**** Stored records ****

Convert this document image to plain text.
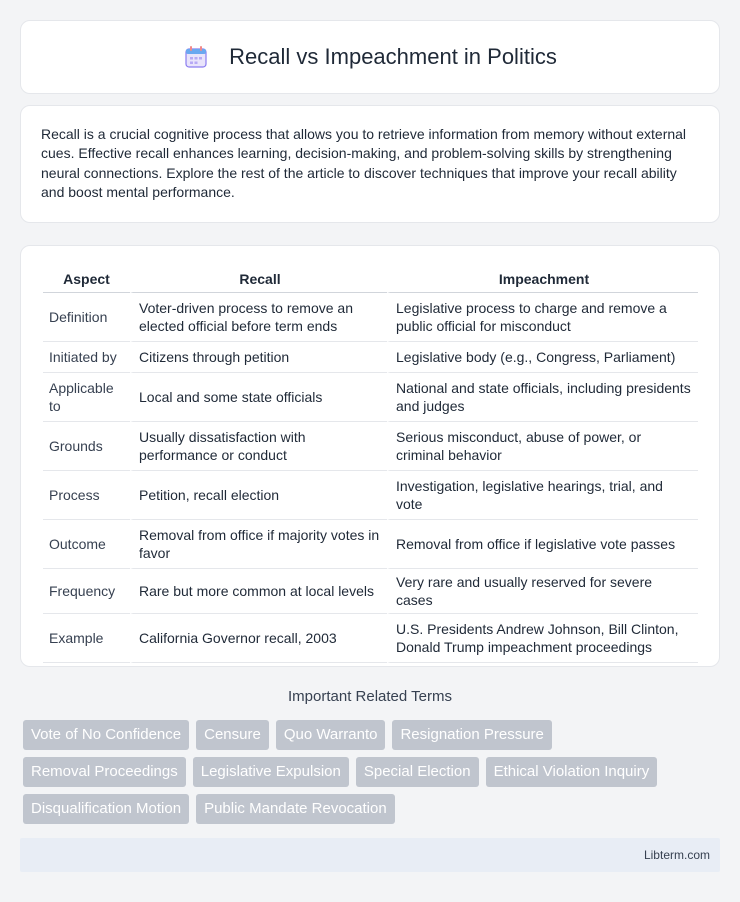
Recall vs Impeachment in Politics

Recall is a crucial cognitive process that allows you to retrieve information from memory without external cues. Effective recall enhances learning, decision-making, and problem-solving skills by strengthening neural connections. Explore the rest of the article to discover techniques that improve your recall ability and boost mental performance.

Aspect	Recall	Impeachment
Definition	Voter-driven process to remove an elected official before term ends	Legislative process to charge and remove a public official for misconduct
Initiated by	Citizens through petition	Legislative body (e.g., Congress, Parliament)
Applicable to	Local and some state officials	National and state officials, including presidents and judges
Grounds	Usually dissatisfaction with performance or conduct	Serious misconduct, abuse of power, or criminal behavior
Process	Petition, recall election	Investigation, legislative hearings, trial, and vote
Outcome	Removal from office if majority votes in favor	Removal from office if legislative vote passes
Frequency	Rare but more common at local levels	Very rare and usually reserved for severe cases
Example	California Governor recall, 2003	U.S. Presidents Andrew Johnson, Bill Clinton, Donald Trump impeachment proceedings
Important Related Terms
Vote of No Confidence	Censure	Quo Warranto	Resignation Pressure
Removal Proceedings	Legislative Expulsion	Special Election	Ethical Violation Inquiry
Disqualification Motion	Public Mandate Revocation
Libterm.com
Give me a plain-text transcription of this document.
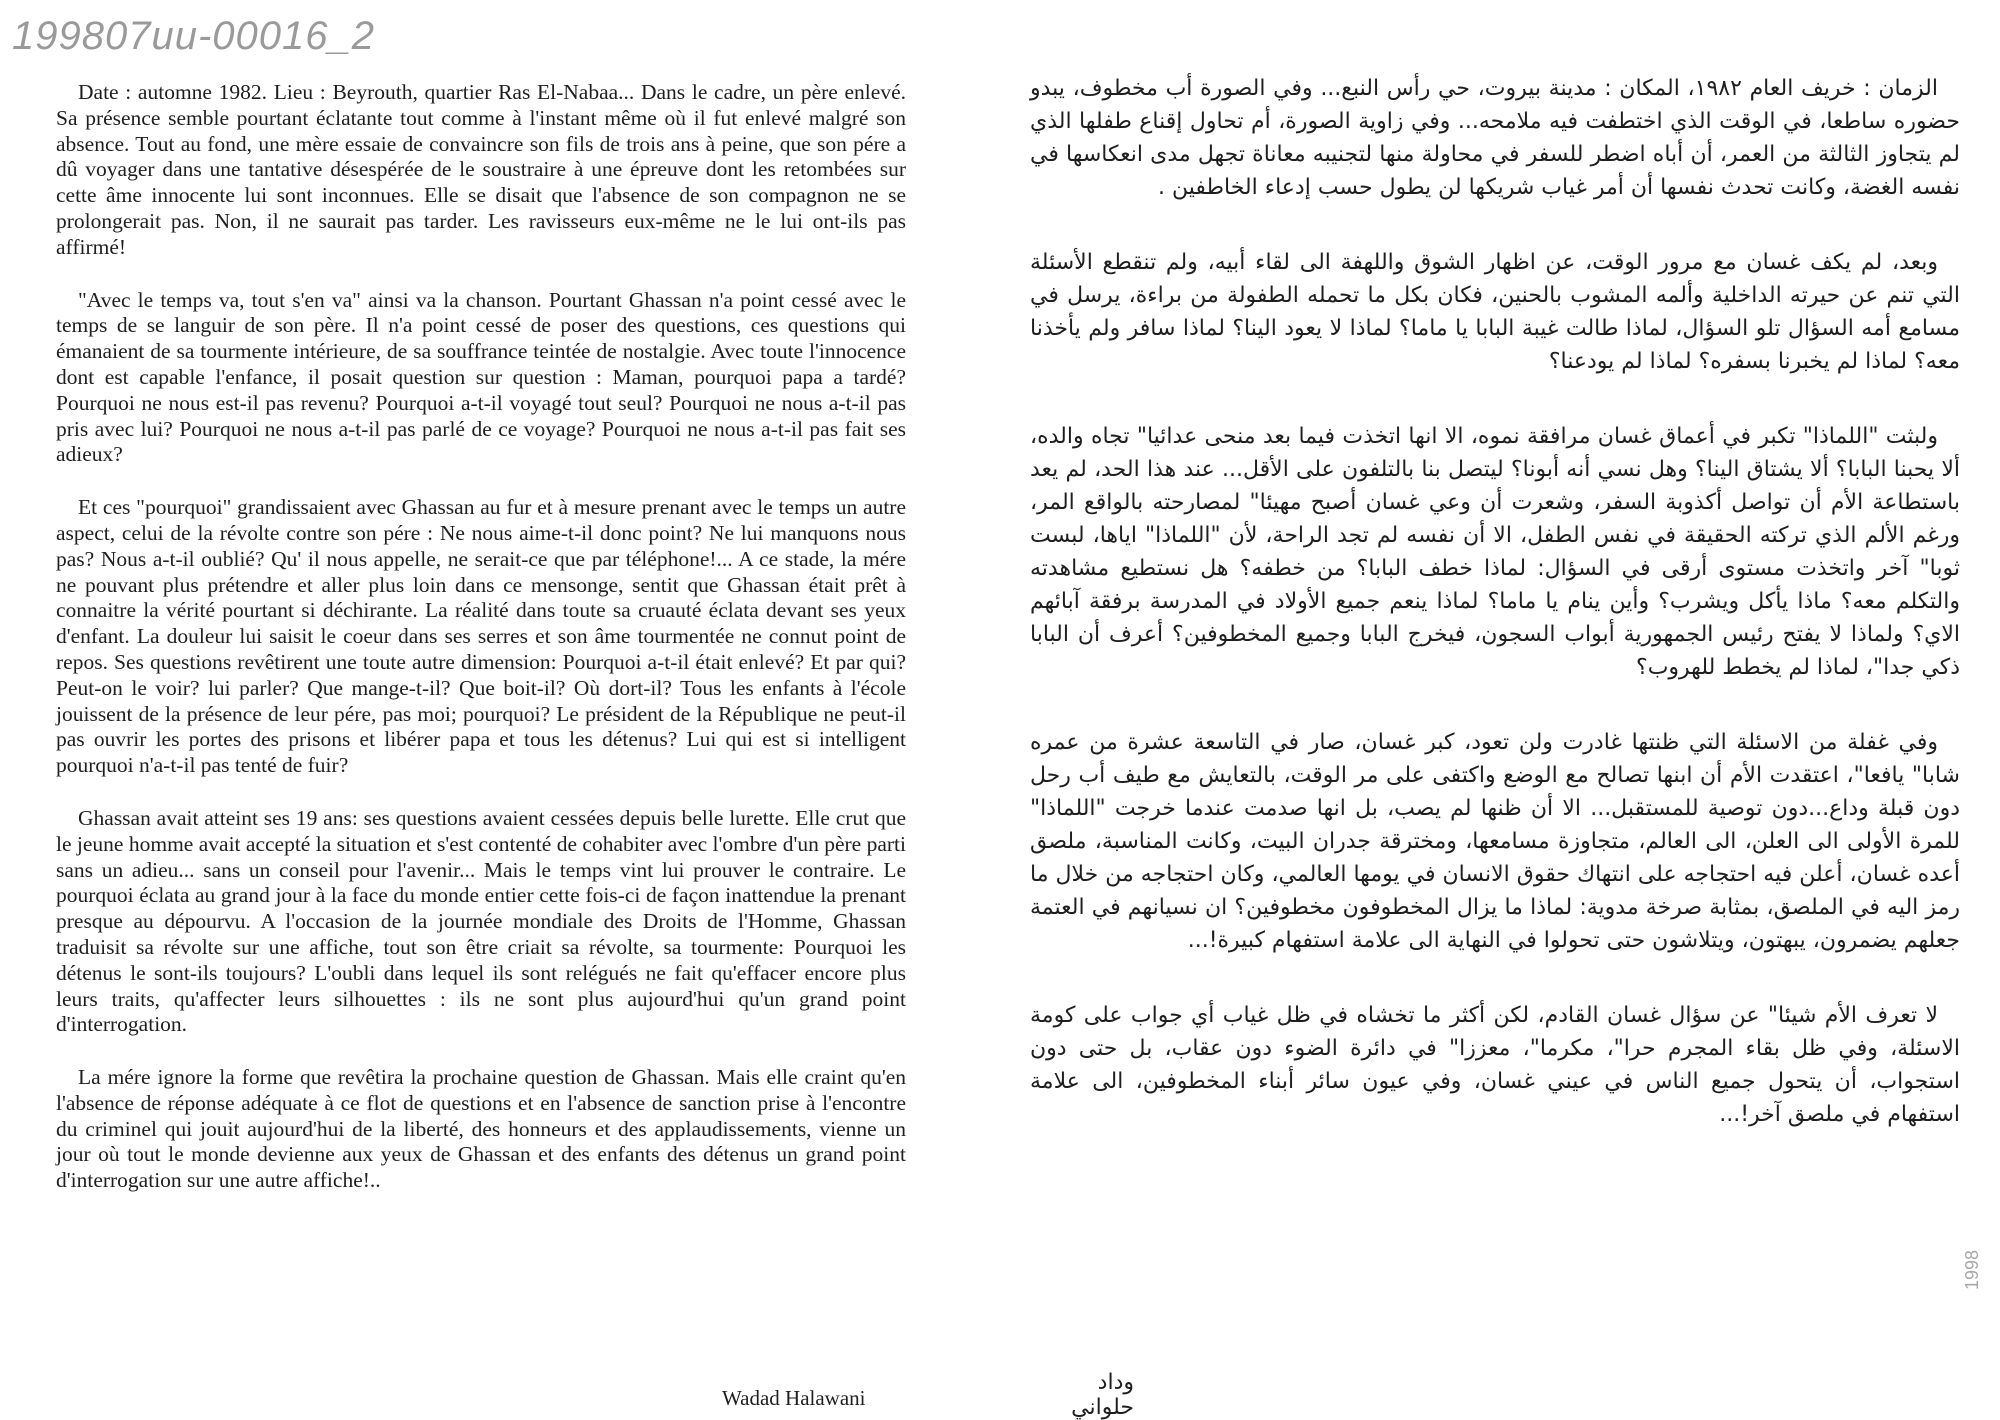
199807uu-00016_2

Date : automne 1982. Lieu : Beyrouth, quartier Ras El-Nabaa... Dans le cadre, un père enlevé. Sa présence semble pourtant éclatante tout comme à l'instant même où il fut enlevé malgré son absence. Tout au fond, une mère essaie de convaincre son fils de trois ans à peine, que son pére a dû voyager dans une tantative désespérée de le soustraire à une épreuve dont les retombées sur cette âme innocente lui sont inconnues. Elle se disait que l'absence de son compagnon ne se prolongerait pas. Non, il ne saurait pas tarder. Les ravisseurs eux-même ne le lui ont-ils pas affirmé!

"Avec le temps va, tout s'en va" ainsi va la chanson. Pourtant Ghassan n'a point cessé avec le temps de se languir de son père. Il n'a point cessé de poser des questions, ces questions qui émanaient de sa tourmente intérieure, de sa souffrance teintée de nostalgie. Avec toute l'innocence dont est capable l'enfance, il posait question sur question : Maman, pourquoi papa a tardé? Pourquoi ne nous est-il pas revenu? Pourquoi a-t-il voyagé tout seul? Pourquoi ne nous a-t-il pas pris avec lui? Pourquoi ne nous a-t-il pas parlé de ce voyage? Pourquoi ne nous a-t-il pas fait ses adieux?

Et ces "pourquoi" grandissaient avec Ghassan au fur et à mesure prenant avec le temps un autre aspect, celui de la révolte contre son pére : Ne nous aime-t-il donc point? Ne lui manquons nous pas? Nous a-t-il oublié? Qu' il nous appelle, ne serait-ce que par téléphone!... A ce stade, la mére ne pouvant plus prétendre et aller plus loin dans ce mensonge, sentit que Ghassan était prêt à connaitre la vérité pourtant si déchirante. La réalité dans toute sa cruauté éclata devant ses yeux d'enfant. La douleur lui saisit le coeur dans ses serres et son âme tourmentée ne connut point de repos. Ses questions revêtirent une toute autre dimension: Pourquoi a-t-il était enlevé? Et par qui? Peut-on le voir? lui parler? Que mange-t-il? Que boit-il? Où dort-il? Tous les enfants à l'école jouissent de la présence de leur pére, pas moi; pourquoi? Le président de la République ne peut-il pas ouvrir les portes des prisons et libérer papa et tous les détenus? Lui qui est si intelligent pourquoi n'a-t-il pas tenté de fuir?

Ghassan avait atteint ses 19 ans: ses questions avaient cessées depuis belle lurette. Elle crut que le jeune homme avait accepté la situation et s'est contenté de cohabiter avec l'ombre d'un père parti sans un adieu... sans un conseil pour l'avenir... Mais le temps vint lui prouver le contraire. Le pourquoi éclata au grand jour à la face du monde entier cette fois-ci de façon inattendue la prenant presque au dépourvu. A l'occasion de la journée mondiale des Droits de l'Homme, Ghassan traduisit sa révolte sur une affiche, tout son être criait sa révolte, sa tourmente: Pourquoi les détenus le sont-ils toujours? L'oubli dans lequel ils sont relégués ne fait qu'effacer encore plus leurs traits, qu'affecter leurs silhouettes : ils ne sont plus aujourd'hui qu'un grand point d'interrogation.

La mére ignore la forme que revêtira la prochaine question de Ghassan. Mais elle craint qu'en l'absence de réponse adéquate à ce flot de questions et en l'absence de sanction prise à l'encontre du criminel qui jouit aujourd'hui de la liberté, des honneurs et des applaudissements, vienne un jour où tout le monde devienne aux yeux de Ghassan et des enfants des détenus un grand point d'interrogation sur une autre affiche!..

Wadad Halawani

الزمان : خريف العام ١٩٨٢، المكان : مدينة بيروت، حي رأس النبع... وفي الصورة أب مخطوف، يبدو حضوره ساطعا، في الوقت الذي اختطفت فيه ملامحه... وفي زاوية الصورة، أم تحاول إقناع طفلها الذي لم يتجاوز الثالثة من العمر، أن أباه اضطر للسفر في محاولة منها لتجنيبه معاناة تجهل مدى انعكاسها في نفسه الغضة، وكانت تحدث نفسها أن أمر غياب شريكها لن يطول حسب إدعاء الخاطفين .

وبعد، لم يكف غسان مع مرور الوقت، عن اظهار الشوق واللهفة الى لقاء أبيه، ولم تنقطع الأسئلة التي تنم عن حيرته الداخلية وألمه المشوب بالحنين، فكان بكل ما تحمله الطفولة من براءة، يرسل في مسامع أمه السؤال تلو السؤال، لماذا طالت غيبة البابا يا ماما؟ لماذا لا يعود الينا؟ لماذا سافر ولم يأخذنا معه؟ لماذا لم يخبرنا بسفره؟ لماذا لم يودعنا؟

ولبثت "اللماذا" تكبر في أعماق غسان مرافقة نموه، الا انها اتخذت فيما بعد منحى عدائيا" تجاه والده، ألا يحبنا البابا؟ ألا يشتاق الينا؟ وهل نسي أنه أبونا؟ ليتصل بنا بالتلفون على الأقل... عند هذا الحد، لم يعد باستطاعة الأم أن تواصل أكذوبة السفر، وشعرت أن وعي غسان أصبح مهيئا" لمصارحته بالواقع المر، ورغم الألم الذي تركته الحقيقة في نفس الطفل، الا أن نفسه لم تجد الراحة، لأن "اللماذا" اياها، لبست ثوبا" آخر واتخذت مستوى أرقى في السؤال: لماذا خطف البابا؟ من خطفه؟ هل نستطيع مشاهدته والتكلم معه؟ ماذا يأكل ويشرب؟ وأين ينام يا ماما؟ لماذا ينعم جميع الأولاد في المدرسة برفقة آبائهم الاي؟ ولماذا لا يفتح رئيس الجمهورية أبواب السجون، فيخرج البابا وجميع المخطوفين؟ أعرف أن البابا ذكي جدا"، لماذا لم يخطط للهروب؟

وفي غفلة من الاسئلة التي ظنتها غادرت ولن تعود، كبر غسان، صار في التاسعة عشرة من عمره شابا" يافعا"، اعتقدت الأم أن ابنها تصالح مع الوضع واكتفى على مر الوقت، بالتعايش مع طيف أب رحل دون قبلة وداع...دون توصية للمستقبل... الا أن ظنها لم يصب، بل انها صدمت عندما خرجت "اللماذا" للمرة الأولى الى العلن، الى العالم، متجاوزة مسامعها، ومخترقة جدران البيت، وكانت المناسبة، ملصق أعده غسان، أعلن فيه احتجاجه على انتهاك حقوق الانسان في يومها العالمي، وكان احتجاجه من خلال ما رمز اليه في الملصق، بمثابة صرخة مدوية: لماذا ما يزال المخطوفون مخطوفين؟ ان نسيانهم في العتمة جعلهم يضمرون، يبهتون، ويتلاشون حتى تحولوا في النهاية الى علامة استفهام كبيرة!...

لا تعرف الأم شيئا" عن سؤال غسان القادم، لكن أكثر ما تخشاه في ظل غياب أي جواب على كومة الاسئلة، وفي ظل بقاء المجرم حرا"، مكرما"، معززا" في دائرة الضوء دون عقاب، بل حتى دون استجواب، أن يتحول جميع الناس في عيني غسان، وفي عيون سائر أبناء المخطوفين، الى علامة استفهام في ملصق آخر!...

وداد حلواني
1998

****

• Task to complete: Show every line in the entries where the string "plain" occurs.

• Expected output:
Convert this document image to plain text.
Give me a plain-text transcription of this document.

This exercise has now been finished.